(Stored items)
____

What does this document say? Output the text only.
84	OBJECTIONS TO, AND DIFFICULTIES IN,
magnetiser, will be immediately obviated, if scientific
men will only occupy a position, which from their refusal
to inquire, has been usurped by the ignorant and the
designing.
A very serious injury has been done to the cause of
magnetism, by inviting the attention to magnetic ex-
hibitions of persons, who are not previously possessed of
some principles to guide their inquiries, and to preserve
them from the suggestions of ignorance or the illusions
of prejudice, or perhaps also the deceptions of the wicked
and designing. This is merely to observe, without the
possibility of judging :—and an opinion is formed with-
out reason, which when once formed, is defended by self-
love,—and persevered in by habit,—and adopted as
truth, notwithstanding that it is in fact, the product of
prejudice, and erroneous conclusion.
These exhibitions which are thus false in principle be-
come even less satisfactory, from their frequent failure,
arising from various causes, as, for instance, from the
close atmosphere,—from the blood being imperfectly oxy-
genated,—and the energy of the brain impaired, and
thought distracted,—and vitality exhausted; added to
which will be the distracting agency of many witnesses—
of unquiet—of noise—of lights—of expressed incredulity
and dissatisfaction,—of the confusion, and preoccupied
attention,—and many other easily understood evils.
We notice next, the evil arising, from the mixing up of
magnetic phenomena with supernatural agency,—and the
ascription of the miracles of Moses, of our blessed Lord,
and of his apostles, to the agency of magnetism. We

____

■ **What the exercise asks**: From the records above, extract each line exactly as shown.

■ **Problem solution**:
What does this document say? Output the text only.
84	OBJECTIONS TO, AND DIFFICULTIES IN,
magnetiser, will be immediately obviated, if scientific
men will only occupy a position, which from their refusal
to inquire, has been usurped by the ignorant and the
designing.
A very serious injury has been done to the cause of
magnetism, by inviting the attention to magnetic ex-
hibitions of persons, who are not previously possessed of
some principles to guide their inquiries, and to preserve
them from the suggestions of ignorance or the illusions
of prejudice, or perhaps also the deceptions of the wicked
and designing. This is merely to observe, without the
possibility of judging :—and an opinion is formed with-
out reason, which when once formed, is defended by self-
love,—and persevered in by habit,—and adopted as
truth, notwithstanding that it is in fact, the product of
prejudice, and erroneous conclusion.
These exhibitions which are thus false in principle be-
come even less satisfactory, from their frequent failure,
arising from various causes, as, for instance, from the
close atmosphere,—from the blood being imperfectly oxy-
genated,—and the energy of the brain impaired, and
thought distracted,—and vitality exhausted; added to
which will be the distracting agency of many witnesses—
of unquiet—of noise—of lights—of expressed incredulity
and dissatisfaction,—of the confusion, and preoccupied
attention,—and many other easily understood evils.
We notice next, the evil arising, from the mixing up of
magnetic phenomena with supernatural agency,—and the
ascription of the miracles of Moses, of our blessed Lord,
and of his apostles, to the agency of magnetism. We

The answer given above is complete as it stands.